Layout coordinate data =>
%%

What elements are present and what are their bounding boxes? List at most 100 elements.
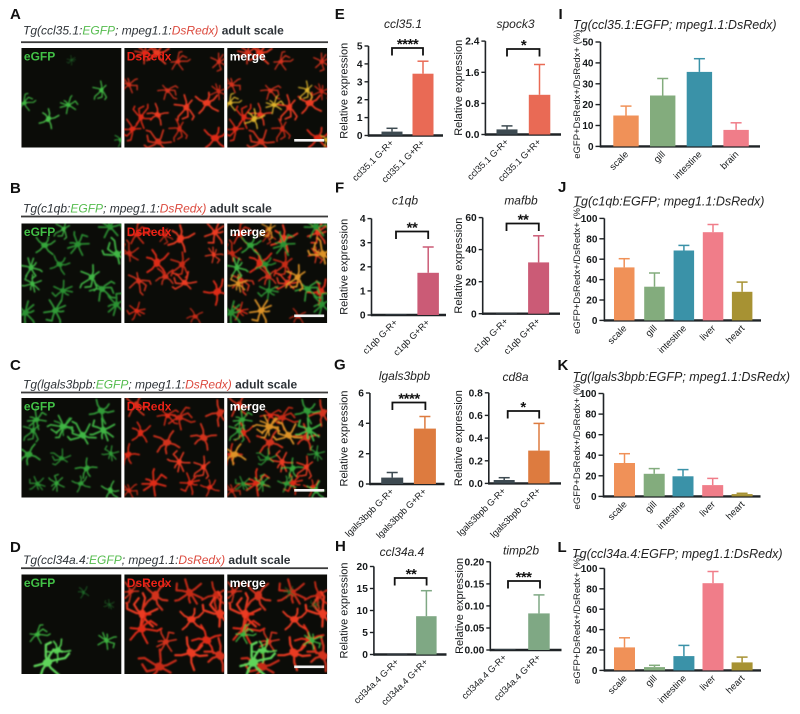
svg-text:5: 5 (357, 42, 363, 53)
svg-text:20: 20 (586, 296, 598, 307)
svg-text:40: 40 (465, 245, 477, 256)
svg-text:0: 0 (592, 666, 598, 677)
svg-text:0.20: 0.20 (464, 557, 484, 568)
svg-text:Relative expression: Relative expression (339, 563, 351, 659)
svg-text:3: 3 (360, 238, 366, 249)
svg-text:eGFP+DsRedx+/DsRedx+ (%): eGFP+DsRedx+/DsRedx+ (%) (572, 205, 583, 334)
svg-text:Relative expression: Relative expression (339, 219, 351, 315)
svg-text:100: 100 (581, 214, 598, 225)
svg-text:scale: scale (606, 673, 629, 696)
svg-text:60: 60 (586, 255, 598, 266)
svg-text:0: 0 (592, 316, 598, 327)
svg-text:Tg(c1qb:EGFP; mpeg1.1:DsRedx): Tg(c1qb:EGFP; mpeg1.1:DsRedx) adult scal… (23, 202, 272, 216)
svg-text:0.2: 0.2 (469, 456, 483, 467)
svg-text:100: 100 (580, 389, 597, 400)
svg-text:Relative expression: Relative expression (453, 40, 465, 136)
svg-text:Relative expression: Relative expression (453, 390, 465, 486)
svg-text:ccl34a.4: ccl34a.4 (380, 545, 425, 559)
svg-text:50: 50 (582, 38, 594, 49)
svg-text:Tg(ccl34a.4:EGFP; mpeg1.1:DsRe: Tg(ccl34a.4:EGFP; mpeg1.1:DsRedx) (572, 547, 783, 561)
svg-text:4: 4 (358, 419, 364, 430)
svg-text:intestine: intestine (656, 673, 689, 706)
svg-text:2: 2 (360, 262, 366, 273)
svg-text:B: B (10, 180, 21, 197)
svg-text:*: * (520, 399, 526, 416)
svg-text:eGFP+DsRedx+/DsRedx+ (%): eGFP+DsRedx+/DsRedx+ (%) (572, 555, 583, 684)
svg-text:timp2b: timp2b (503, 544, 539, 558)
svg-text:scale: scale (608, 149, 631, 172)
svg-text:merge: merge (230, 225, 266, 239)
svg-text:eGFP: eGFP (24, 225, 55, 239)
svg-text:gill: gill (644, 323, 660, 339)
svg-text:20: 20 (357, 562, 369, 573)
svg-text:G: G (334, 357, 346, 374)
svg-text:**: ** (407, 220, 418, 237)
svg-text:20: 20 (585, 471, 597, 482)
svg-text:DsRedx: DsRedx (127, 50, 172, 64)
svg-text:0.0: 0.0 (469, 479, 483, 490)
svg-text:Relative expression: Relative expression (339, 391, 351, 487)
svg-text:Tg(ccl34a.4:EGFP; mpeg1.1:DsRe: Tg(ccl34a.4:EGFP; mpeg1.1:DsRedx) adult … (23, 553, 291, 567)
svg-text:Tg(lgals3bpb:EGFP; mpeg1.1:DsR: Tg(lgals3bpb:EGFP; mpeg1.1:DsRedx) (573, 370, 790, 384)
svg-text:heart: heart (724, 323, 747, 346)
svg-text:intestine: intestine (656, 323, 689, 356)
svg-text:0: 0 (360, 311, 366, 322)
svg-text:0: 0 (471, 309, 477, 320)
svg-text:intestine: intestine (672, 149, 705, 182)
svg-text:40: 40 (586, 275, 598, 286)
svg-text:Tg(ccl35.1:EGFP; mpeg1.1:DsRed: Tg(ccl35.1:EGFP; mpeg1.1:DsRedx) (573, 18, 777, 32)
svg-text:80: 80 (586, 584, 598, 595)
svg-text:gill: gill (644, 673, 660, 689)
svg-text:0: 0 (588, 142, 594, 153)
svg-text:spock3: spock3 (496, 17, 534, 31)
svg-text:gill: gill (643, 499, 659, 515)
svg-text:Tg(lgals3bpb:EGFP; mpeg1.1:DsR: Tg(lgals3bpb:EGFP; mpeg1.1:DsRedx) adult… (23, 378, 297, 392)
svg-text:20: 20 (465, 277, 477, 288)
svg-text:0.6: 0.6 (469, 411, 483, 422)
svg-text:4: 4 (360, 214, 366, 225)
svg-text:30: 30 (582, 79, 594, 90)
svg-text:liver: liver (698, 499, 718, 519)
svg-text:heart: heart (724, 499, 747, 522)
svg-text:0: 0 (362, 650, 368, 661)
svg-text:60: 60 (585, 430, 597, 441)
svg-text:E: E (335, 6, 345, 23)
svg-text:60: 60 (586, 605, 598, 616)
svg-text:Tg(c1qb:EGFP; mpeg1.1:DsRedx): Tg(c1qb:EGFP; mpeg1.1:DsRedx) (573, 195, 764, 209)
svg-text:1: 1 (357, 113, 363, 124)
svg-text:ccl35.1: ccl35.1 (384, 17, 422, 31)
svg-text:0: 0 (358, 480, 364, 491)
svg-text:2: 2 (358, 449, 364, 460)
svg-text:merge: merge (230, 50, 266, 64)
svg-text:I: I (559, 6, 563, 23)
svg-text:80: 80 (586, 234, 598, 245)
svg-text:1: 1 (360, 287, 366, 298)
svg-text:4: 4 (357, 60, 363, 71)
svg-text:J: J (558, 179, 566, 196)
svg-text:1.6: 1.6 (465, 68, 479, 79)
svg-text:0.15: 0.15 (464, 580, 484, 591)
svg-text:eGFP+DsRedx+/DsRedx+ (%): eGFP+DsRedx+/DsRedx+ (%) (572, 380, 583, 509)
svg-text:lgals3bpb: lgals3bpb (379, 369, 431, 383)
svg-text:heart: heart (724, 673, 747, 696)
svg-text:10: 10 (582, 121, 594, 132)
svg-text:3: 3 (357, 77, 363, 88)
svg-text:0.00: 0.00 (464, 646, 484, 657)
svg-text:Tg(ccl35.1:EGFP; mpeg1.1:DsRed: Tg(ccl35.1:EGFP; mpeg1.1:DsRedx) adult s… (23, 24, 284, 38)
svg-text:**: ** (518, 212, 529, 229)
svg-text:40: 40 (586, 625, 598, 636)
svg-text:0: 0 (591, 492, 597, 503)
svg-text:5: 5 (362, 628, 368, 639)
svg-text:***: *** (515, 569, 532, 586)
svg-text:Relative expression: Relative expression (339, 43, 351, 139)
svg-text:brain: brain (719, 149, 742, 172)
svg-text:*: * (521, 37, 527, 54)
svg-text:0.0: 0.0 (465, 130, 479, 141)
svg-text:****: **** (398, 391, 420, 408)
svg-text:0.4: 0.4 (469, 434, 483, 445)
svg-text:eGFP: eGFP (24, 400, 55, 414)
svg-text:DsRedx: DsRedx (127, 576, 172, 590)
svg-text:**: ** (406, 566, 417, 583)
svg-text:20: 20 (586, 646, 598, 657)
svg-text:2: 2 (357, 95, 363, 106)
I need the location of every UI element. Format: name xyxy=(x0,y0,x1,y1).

%%
%%

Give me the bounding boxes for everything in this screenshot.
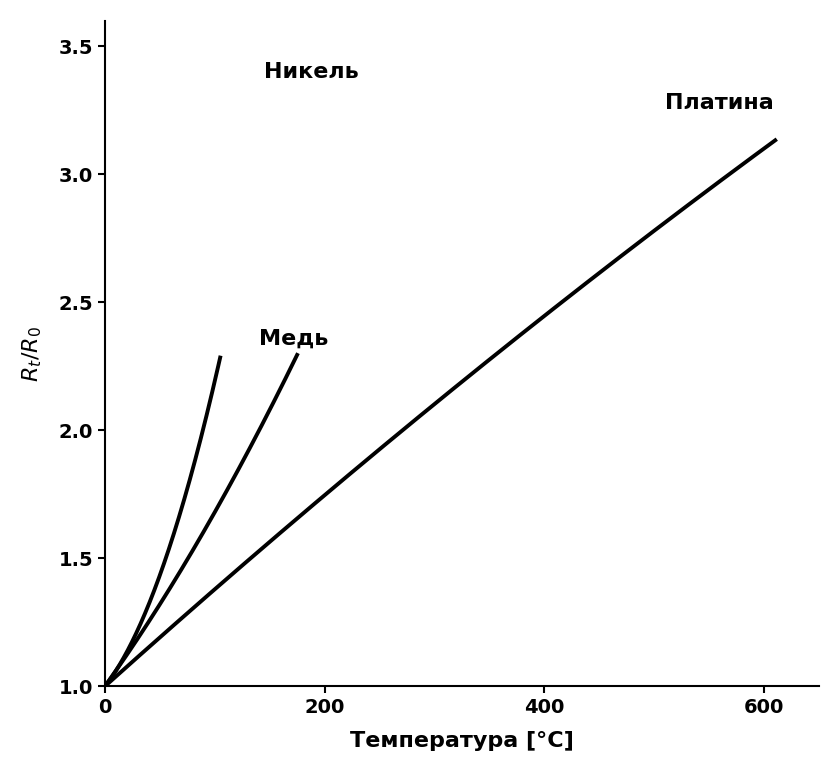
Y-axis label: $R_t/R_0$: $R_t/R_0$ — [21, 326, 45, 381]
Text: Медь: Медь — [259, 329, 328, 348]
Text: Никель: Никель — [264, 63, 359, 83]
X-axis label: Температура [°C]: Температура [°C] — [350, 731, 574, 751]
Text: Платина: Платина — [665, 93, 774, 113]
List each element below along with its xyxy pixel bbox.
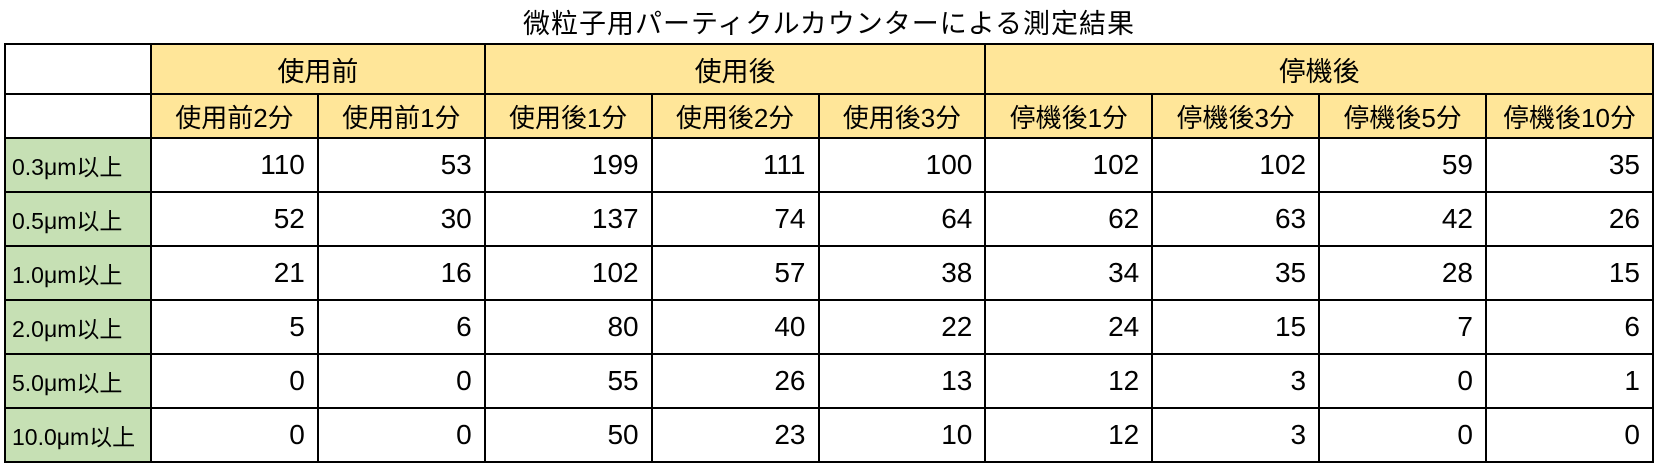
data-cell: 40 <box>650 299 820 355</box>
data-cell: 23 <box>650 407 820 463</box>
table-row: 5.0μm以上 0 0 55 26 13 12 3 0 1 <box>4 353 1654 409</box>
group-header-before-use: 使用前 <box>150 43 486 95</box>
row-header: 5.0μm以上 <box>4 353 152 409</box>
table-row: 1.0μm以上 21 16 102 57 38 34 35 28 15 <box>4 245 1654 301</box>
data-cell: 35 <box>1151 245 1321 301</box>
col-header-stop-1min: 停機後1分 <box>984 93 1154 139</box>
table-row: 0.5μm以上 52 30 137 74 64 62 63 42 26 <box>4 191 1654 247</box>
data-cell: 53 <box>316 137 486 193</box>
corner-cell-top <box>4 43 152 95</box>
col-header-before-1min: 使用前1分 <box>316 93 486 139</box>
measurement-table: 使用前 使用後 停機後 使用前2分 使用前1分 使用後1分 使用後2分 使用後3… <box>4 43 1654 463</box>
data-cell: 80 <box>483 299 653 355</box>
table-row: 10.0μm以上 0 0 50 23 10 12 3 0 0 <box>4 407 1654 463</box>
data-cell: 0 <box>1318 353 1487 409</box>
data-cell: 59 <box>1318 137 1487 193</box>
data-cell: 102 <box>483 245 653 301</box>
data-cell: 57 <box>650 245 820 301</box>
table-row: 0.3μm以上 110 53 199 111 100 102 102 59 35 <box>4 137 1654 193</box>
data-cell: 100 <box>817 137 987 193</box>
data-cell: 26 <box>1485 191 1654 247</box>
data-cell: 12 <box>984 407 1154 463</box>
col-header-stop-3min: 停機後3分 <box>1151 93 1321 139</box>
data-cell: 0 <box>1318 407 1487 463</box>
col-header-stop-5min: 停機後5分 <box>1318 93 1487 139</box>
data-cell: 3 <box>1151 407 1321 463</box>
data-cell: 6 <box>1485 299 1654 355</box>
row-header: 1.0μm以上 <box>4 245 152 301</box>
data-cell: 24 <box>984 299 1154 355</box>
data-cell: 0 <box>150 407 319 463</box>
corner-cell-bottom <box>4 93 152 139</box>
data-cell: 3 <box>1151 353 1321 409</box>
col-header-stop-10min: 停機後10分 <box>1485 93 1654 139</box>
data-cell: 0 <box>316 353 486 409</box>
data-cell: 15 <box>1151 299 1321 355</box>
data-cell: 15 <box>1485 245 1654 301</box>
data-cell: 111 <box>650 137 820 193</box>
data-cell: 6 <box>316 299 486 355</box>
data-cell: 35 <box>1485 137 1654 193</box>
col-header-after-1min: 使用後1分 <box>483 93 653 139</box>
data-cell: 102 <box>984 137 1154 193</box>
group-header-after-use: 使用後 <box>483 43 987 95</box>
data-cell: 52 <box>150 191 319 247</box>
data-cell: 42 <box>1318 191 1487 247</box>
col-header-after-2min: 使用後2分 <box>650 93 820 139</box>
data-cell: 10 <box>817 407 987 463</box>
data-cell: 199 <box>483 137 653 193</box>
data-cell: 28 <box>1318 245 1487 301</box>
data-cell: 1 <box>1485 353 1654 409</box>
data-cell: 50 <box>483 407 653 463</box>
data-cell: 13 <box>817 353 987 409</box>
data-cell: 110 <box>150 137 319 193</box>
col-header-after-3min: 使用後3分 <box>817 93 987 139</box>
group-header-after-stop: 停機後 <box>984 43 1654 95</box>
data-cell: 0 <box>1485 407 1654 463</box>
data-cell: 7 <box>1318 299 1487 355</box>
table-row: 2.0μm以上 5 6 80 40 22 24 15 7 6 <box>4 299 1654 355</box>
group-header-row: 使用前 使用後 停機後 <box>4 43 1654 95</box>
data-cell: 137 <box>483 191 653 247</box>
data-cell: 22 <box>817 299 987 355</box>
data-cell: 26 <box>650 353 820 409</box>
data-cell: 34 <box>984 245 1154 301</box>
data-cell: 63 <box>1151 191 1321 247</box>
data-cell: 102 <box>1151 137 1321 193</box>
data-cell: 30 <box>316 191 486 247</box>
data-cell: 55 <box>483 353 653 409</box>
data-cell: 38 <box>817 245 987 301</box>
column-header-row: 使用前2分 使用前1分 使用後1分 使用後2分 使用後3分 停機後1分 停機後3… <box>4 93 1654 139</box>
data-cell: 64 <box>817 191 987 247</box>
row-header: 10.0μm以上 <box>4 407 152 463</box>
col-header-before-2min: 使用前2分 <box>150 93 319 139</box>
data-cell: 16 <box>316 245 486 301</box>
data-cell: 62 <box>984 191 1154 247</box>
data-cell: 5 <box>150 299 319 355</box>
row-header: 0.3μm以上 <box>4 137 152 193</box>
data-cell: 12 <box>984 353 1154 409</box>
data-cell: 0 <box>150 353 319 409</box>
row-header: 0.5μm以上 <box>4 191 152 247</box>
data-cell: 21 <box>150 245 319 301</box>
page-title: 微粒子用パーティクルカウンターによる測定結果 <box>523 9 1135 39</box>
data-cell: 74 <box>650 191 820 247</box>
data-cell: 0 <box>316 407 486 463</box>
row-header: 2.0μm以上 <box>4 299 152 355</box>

%%
%%

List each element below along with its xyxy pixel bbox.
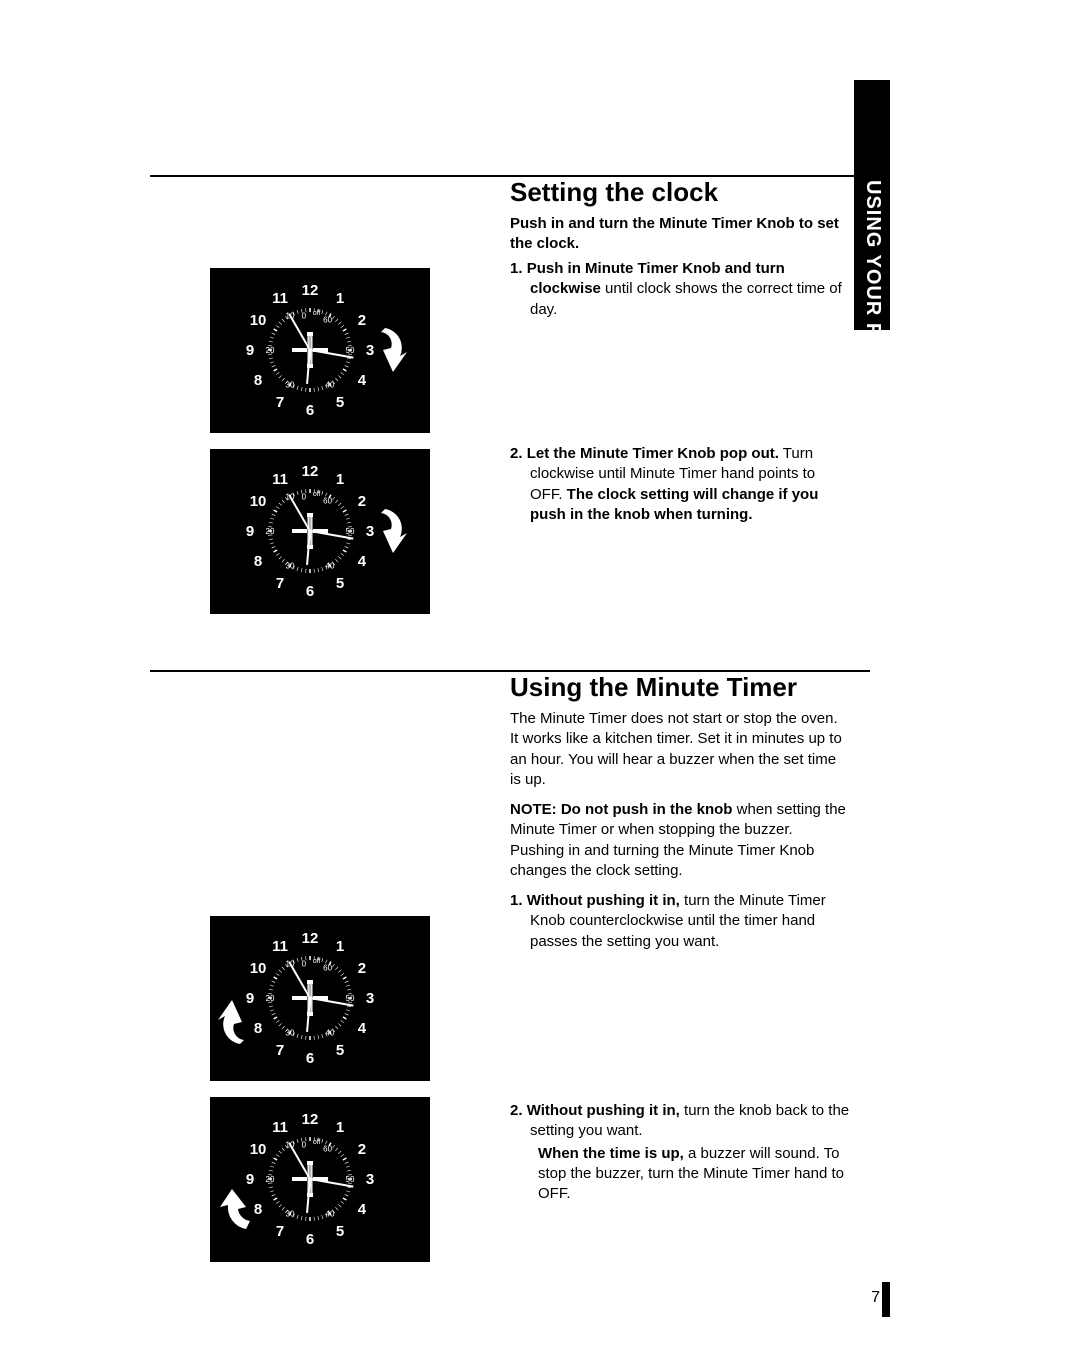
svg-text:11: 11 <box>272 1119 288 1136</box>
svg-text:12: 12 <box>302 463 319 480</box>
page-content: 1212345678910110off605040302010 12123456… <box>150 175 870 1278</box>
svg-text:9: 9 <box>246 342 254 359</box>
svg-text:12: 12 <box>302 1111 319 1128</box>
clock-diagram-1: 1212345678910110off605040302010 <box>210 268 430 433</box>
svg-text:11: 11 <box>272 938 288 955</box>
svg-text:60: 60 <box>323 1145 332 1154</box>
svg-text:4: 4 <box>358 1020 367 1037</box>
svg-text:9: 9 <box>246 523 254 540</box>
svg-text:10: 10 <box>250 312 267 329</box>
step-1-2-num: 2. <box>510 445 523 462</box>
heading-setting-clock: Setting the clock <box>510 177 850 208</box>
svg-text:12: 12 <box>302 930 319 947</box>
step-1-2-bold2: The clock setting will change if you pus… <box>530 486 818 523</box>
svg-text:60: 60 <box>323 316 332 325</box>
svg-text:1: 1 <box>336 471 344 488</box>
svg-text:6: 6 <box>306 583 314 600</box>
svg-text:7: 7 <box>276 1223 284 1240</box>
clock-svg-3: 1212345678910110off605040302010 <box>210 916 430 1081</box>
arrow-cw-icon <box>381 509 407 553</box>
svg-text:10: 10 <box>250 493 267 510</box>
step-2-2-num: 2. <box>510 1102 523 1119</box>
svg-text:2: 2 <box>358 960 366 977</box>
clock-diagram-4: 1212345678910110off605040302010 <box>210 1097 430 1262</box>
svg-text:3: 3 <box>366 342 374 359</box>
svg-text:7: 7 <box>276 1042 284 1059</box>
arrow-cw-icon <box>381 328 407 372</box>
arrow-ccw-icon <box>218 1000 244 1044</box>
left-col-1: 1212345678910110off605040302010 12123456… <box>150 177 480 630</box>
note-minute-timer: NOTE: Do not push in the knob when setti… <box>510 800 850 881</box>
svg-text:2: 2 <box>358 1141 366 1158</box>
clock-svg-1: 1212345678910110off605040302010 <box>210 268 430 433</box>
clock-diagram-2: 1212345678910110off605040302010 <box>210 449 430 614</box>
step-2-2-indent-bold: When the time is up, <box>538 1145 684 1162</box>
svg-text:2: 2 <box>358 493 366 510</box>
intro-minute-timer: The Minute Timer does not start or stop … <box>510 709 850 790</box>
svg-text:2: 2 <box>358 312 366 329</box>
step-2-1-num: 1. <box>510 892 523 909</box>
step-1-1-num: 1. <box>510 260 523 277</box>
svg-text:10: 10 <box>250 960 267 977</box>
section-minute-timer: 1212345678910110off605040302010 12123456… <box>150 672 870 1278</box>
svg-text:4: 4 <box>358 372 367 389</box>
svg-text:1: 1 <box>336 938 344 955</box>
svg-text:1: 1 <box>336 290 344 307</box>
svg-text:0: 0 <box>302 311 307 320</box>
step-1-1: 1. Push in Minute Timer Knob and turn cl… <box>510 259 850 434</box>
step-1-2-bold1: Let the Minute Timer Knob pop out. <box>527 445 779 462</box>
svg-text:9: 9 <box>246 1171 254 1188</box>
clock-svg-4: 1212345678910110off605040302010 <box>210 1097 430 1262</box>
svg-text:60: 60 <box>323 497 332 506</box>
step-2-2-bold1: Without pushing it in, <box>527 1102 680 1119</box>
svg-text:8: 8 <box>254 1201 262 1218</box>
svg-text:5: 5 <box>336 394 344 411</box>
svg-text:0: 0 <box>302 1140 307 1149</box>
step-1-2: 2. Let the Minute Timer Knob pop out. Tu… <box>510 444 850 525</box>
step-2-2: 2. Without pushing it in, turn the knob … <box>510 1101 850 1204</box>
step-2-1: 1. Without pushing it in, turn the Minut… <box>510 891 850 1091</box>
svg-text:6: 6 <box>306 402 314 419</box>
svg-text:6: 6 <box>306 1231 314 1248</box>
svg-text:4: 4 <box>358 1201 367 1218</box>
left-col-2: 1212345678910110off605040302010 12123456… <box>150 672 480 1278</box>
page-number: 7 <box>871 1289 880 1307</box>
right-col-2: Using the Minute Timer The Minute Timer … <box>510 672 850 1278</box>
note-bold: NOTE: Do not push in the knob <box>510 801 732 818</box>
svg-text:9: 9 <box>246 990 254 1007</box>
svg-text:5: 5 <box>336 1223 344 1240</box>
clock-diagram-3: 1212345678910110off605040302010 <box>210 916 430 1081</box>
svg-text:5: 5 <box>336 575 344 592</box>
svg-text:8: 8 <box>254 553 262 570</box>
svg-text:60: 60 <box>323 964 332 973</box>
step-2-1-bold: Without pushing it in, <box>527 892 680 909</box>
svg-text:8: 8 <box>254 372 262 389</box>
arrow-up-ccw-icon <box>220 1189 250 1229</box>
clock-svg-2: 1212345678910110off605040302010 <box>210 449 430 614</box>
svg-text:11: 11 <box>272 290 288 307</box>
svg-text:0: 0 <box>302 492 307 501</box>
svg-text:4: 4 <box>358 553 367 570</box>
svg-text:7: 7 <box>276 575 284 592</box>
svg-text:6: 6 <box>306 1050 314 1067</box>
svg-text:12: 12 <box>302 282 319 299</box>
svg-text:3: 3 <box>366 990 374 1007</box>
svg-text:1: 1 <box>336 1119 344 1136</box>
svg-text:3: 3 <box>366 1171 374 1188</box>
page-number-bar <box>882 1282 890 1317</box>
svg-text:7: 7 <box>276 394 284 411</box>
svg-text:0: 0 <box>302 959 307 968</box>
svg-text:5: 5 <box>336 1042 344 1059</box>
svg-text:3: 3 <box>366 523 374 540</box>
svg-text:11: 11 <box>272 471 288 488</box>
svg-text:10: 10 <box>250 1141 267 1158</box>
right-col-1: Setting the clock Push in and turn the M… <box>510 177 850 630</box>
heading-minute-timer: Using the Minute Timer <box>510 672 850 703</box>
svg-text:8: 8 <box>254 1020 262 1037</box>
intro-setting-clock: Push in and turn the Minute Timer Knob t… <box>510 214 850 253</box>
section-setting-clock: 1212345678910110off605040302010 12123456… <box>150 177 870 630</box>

%%

Exercise brief => List each line of the entries above that contains the string "Relative". Case counts.

Answer for this exercise =>
svg-text:Relative expression: Relative expression (339, 563, 351, 659)
svg-text:Relative expression: Relative expression (339, 219, 351, 315)
svg-text:Relative expression: Relative expression (453, 40, 465, 136)
svg-text:Relative expression: Relative expression (453, 390, 465, 486)
svg-text:Relative expression: Relative expression (339, 391, 351, 487)
svg-text:Relative expression: Relative expression (339, 43, 351, 139)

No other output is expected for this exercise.